## WHAT TO WORK ON
Below is a listing; copy all of it exactly.

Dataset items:
↓↓↓
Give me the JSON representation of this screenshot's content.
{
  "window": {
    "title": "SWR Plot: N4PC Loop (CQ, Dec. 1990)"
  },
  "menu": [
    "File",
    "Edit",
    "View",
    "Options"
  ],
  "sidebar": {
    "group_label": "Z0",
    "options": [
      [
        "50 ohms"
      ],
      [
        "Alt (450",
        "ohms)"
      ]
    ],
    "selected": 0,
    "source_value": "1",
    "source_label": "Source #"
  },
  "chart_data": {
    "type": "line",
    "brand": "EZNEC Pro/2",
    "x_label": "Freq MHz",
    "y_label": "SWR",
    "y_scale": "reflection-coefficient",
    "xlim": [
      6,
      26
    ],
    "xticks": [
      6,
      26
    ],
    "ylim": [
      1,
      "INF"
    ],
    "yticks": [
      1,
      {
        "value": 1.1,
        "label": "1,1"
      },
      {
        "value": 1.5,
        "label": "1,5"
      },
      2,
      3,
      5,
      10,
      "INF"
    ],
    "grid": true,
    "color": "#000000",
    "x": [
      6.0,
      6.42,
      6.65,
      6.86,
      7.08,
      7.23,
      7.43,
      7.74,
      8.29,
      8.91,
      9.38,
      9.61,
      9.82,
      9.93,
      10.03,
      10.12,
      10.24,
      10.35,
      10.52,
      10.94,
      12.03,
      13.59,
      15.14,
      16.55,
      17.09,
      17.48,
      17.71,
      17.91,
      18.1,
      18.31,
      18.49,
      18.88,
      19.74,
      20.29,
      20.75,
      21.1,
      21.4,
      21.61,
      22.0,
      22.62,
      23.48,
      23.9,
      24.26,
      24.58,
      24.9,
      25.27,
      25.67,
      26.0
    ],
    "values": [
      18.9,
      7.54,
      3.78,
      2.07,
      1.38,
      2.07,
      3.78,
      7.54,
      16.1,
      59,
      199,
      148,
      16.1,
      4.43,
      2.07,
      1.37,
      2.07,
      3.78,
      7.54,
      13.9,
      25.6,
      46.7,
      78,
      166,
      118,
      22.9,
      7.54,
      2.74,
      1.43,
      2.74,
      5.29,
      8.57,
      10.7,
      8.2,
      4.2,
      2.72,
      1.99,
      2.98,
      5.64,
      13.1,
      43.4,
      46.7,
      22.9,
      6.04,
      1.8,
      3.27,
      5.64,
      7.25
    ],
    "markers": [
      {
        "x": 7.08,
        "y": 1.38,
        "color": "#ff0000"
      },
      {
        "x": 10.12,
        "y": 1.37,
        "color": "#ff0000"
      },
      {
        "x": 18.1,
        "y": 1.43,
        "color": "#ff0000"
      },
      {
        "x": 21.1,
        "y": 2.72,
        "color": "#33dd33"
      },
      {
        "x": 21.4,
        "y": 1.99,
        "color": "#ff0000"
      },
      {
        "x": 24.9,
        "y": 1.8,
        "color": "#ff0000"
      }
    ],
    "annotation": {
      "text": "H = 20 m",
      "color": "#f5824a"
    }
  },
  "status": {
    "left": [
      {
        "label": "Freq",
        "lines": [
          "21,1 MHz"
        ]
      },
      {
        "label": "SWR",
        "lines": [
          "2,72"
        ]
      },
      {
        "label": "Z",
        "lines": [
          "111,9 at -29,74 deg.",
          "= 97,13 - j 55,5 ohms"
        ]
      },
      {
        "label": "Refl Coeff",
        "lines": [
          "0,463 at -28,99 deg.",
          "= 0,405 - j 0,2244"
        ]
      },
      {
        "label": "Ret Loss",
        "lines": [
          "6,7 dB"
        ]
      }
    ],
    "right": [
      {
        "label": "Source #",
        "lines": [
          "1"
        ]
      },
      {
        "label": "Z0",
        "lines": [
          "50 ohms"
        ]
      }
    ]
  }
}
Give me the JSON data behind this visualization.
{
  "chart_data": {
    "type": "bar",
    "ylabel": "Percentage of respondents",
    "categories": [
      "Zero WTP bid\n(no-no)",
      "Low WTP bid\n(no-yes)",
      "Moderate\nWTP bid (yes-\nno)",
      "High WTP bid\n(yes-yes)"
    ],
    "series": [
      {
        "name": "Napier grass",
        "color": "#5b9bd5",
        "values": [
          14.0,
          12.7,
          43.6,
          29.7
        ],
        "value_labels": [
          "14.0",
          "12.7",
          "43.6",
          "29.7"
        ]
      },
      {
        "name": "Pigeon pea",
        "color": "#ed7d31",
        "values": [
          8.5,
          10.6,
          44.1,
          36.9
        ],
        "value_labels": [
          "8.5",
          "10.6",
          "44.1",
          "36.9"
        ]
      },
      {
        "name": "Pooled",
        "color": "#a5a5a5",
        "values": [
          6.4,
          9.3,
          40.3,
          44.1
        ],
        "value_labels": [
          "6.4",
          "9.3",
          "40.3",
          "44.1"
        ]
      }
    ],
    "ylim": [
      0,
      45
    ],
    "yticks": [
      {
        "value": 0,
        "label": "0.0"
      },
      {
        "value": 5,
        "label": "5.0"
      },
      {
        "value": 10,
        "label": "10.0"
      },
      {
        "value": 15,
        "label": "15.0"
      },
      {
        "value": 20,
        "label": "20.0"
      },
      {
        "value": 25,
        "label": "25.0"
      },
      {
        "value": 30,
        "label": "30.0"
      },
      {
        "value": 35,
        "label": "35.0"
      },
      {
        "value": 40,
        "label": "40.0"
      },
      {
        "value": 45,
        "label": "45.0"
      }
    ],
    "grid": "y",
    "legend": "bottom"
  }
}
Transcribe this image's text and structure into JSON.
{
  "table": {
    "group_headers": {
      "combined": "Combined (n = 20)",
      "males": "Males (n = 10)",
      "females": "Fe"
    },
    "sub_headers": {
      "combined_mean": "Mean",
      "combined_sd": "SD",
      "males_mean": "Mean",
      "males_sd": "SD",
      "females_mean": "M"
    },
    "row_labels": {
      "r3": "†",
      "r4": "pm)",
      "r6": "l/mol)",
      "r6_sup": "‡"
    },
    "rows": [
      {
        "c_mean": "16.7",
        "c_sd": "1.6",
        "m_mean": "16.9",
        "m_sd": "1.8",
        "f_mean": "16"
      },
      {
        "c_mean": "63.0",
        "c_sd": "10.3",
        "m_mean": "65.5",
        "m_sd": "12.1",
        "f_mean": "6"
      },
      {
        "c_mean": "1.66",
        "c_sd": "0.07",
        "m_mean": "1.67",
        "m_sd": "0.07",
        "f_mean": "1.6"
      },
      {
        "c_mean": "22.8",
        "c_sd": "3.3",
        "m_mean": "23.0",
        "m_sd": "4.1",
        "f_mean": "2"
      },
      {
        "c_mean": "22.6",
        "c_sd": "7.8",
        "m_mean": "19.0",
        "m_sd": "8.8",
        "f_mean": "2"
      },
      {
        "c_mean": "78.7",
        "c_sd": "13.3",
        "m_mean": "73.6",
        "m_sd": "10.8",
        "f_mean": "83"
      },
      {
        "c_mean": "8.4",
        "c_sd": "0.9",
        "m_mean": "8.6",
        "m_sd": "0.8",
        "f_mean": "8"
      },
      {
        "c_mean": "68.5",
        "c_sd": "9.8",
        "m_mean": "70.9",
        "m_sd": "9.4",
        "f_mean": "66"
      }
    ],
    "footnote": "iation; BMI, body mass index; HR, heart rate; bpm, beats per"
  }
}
↑↑↑
## EXERCISE ANSWER
Give me the JSON representation of this screenshot's content.
{
  "window": {
    "title": "SWR Plot: N4PC Loop (CQ, Dec. 1990)"
  },
  "menu": [
    "File",
    "Edit",
    "View",
    "Options"
  ],
  "sidebar": {
    "group_label": "Z0",
    "options": [
      [
        "50 ohms"
      ],
      [
        "Alt (450",
        "ohms)"
      ]
    ],
    "selected": 0,
    "source_value": "1",
    "source_label": "Source #"
  },
  "chart_data": {
    "type": "line",
    "brand": "EZNEC Pro/2",
    "x_label": "Freq MHz",
    "y_label": "SWR",
    "y_scale": "reflection-coefficient",
    "xlim": [
      6,
      26
    ],
    "xticks": [
      6,
      26
    ],
    "ylim": [
      1,
      "INF"
    ],
    "yticks": [
      1,
      {
        "value": 1.1,
        "label": "1,1"
      },
      {
        "value": 1.5,
        "label": "1,5"
      },
      2,
      3,
      5,
      10,
      "INF"
    ],
    "grid": true,
    "color": "#000000",
    "x": [
      6.0,
      6.42,
      6.65,
      6.86,
      7.08,
      7.23,
      7.43,
      7.74,
      8.29,
      8.91,
      9.38,
      9.61,
      9.82,
      9.93,
      10.03,
      10.12,
      10.24,
      10.35,
      10.52,
      10.94,
      12.03,
      13.59,
      15.14,
      16.55,
      17.09,
      17.48,
      17.71,
      17.91,
      18.1,
      18.31,
      18.49,
      18.88,
      19.74,
      20.29,
      20.75,
      21.1,
      21.4,
      21.61,
      22.0,
      22.62,
      23.48,
      23.9,
      24.26,
      24.58,
      24.9,
      25.27,
      25.67,
      26.0
    ],
    "values": [
      18.9,
      7.54,
      3.78,
      2.07,
      1.38,
      2.07,
      3.78,
      7.54,
      16.1,
      59,
      199,
      148,
      16.1,
      4.43,
      2.07,
      1.37,
      2.07,
      3.78,
      7.54,
      13.9,
      25.6,
      46.7,
      78,
      166,
      118,
      22.9,
      7.54,
      2.74,
      1.43,
      2.74,
      5.29,
      8.57,
      10.7,
      8.2,
      4.2,
      2.72,
      1.99,
      2.98,
      5.64,
      13.1,
      43.4,
      46.7,
      22.9,
      6.04,
      1.8,
      3.27,
      5.64,
      7.25
    ],
    "markers": [
      {
        "x": 7.08,
        "y": 1.38,
        "color": "#ff0000"
      },
      {
        "x": 10.12,
        "y": 1.37,
        "color": "#ff0000"
      },
      {
        "x": 18.1,
        "y": 1.43,
        "color": "#ff0000"
      },
      {
        "x": 21.1,
        "y": 2.72,
        "color": "#33dd33"
      },
      {
        "x": 21.4,
        "y": 1.99,
        "color": "#ff0000"
      },
      {
        "x": 24.9,
        "y": 1.8,
        "color": "#ff0000"
      }
    ],
    "annotation": {
      "text": "H = 20 m",
      "color": "#f5824a"
    }
  },
  "status": {
    "left": [
      {
        "label": "Freq",
        "lines": [
          "21,1 MHz"
        ]
      },
      {
        "label": "SWR",
        "lines": [
          "2,72"
        ]
      },
      {
        "label": "Z",
        "lines": [
          "111,9 at -29,74 deg.",
          "= 97,13 - j 55,5 ohms"
        ]
      },
      {
        "label": "Refl Coeff",
        "lines": [
          "0,463 at -28,99 deg.",
          "= 0,405 - j 0,2244"
        ]
      },
      {
        "label": "Ret Loss",
        "lines": [
          "6,7 dB"
        ]
      }
    ],
    "right": [
      {
        "label": "Source #",
        "lines": [
          "1"
        ]
      },
      {
        "label": "Z0",
        "lines": [
          "50 ohms"
        ]
      }
    ]
  }
}
Give me the JSON data behind this visualization.
{
  "chart_data": {
    "type": "bar",
    "ylabel": "Percentage of respondents",
    "categories": [
      "Zero WTP bid\n(no-no)",
      "Low WTP bid\n(no-yes)",
      "Moderate\nWTP bid (yes-\nno)",
      "High WTP bid\n(yes-yes)"
    ],
    "series": [
      {
        "name": "Napier grass",
        "color": "#5b9bd5",
        "values": [
          14.0,
          12.7,
          43.6,
          29.7
        ],
        "value_labels": [
          "14.0",
          "12.7",
          "43.6",
          "29.7"
        ]
      },
      {
        "name": "Pigeon pea",
        "color": "#ed7d31",
        "values": [
          8.5,
          10.6,
          44.1,
          36.9
        ],
        "value_labels": [
          "8.5",
          "10.6",
          "44.1",
          "36.9"
        ]
      },
      {
        "name": "Pooled",
        "color": "#a5a5a5",
        "values": [
          6.4,
          9.3,
          40.3,
          44.1
        ],
        "value_labels": [
          "6.4",
          "9.3",
          "40.3",
          "44.1"
        ]
      }
    ],
    "ylim": [
      0,
      45
    ],
    "yticks": [
      {
        "value": 0,
        "label": "0.0"
      },
      {
        "value": 5,
        "label": "5.0"
      },
      {
        "value": 10,
        "label": "10.0"
      },
      {
        "value": 15,
        "label": "15.0"
      },
      {
        "value": 20,
        "label": "20.0"
      },
      {
        "value": 25,
        "label": "25.0"
      },
      {
        "value": 30,
        "label": "30.0"
      },
      {
        "value": 35,
        "label": "35.0"
      },
      {
        "value": 40,
        "label": "40.0"
      },
      {
        "value": 45,
        "label": "45.0"
      }
    ],
    "grid": "y",
    "legend": "bottom"
  }
}
Transcribe this image's text and structure into JSON.
{
  "table": {
    "group_headers": {
      "combined": "Combined (n = 20)",
      "males": "Males (n = 10)",
      "females": "Fe"
    },
    "sub_headers": {
      "combined_mean": "Mean",
      "combined_sd": "SD",
      "males_mean": "Mean",
      "males_sd": "SD",
      "females_mean": "M"
    },
    "row_labels": {
      "r3": "†",
      "r4": "pm)",
      "r6": "l/mol)",
      "r6_sup": "‡"
    },
    "rows": [
      {
        "c_mean": "16.7",
        "c_sd": "1.6",
        "m_mean": "16.9",
        "m_sd": "1.8",
        "f_mean": "16"
      },
      {
        "c_mean": "63.0",
        "c_sd": "10.3",
        "m_mean": "65.5",
        "m_sd": "12.1",
        "f_mean": "6"
      },
      {
        "c_mean": "1.66",
        "c_sd": "0.07",
        "m_mean": "1.67",
        "m_sd": "0.07",
        "f_mean": "1.6"
      },
      {
        "c_mean": "22.8",
        "c_sd": "3.3",
        "m_mean": "23.0",
        "m_sd": "4.1",
        "f_mean": "2"
      },
      {
        "c_mean": "22.6",
        "c_sd": "7.8",
        "m_mean": "19.0",
        "m_sd": "8.8",
        "f_mean": "2"
      },
      {
        "c_mean": "78.7",
        "c_sd": "13.3",
        "m_mean": "73.6",
        "m_sd": "10.8",
        "f_mean": "83"
      },
      {
        "c_mean": "8.4",
        "c_sd": "0.9",
        "m_mean": "8.6",
        "m_sd": "0.8",
        "f_mean": "8"
      },
      {
        "c_mean": "68.5",
        "c_sd": "9.8",
        "m_mean": "70.9",
        "m_sd": "9.4",
        "f_mean": "66"
      }
    ],
    "footnote": "iation; BMI, body mass index; HR, heart rate; bpm, beats per"
  }
}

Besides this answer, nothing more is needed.